Give the number of lines in the data that contain "Паулу", and nothing more.

> _Saved entries_
+-------+
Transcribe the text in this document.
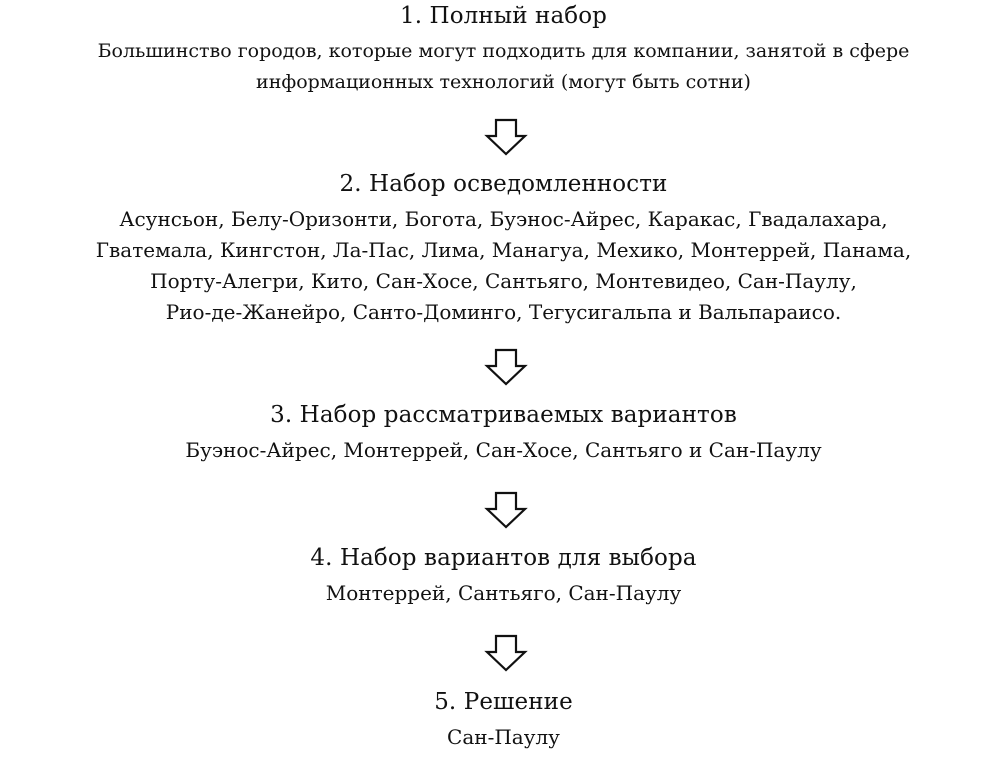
1. Полный набор
Большинство городов, которые могут подходить для компании, занятой в сфере
информационных технологий (могут быть сотни)
2. Набор осведомленности
Асунсьон, Белу-Оризонти, Богота, Буэнос-Айрес, Каракас, Гвадалахара,
Гватемала, Кингстон, Ла-Пас, Лима, Манагуа, Мехико, Монтеррей, Панама,
Порту-Алегри, Кито, Сан-Хосе, Сантьяго, Монтевидео, Сан-Паулу,
Рио-де-Жанейро, Санто-Доминго, Тегусигальпа и Вальпараисо.
3. Набор рассматриваемых вариантов
Буэнос-Айрес, Монтеррей, Сан-Хосе, Сантьяго и Сан-Паулу
4. Набор вариантов для выбора
Монтеррей, Сантьяго, Сан-Паулу
5. Решение
Сан-Паулу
+-------+
> _FINISHED TASK_
4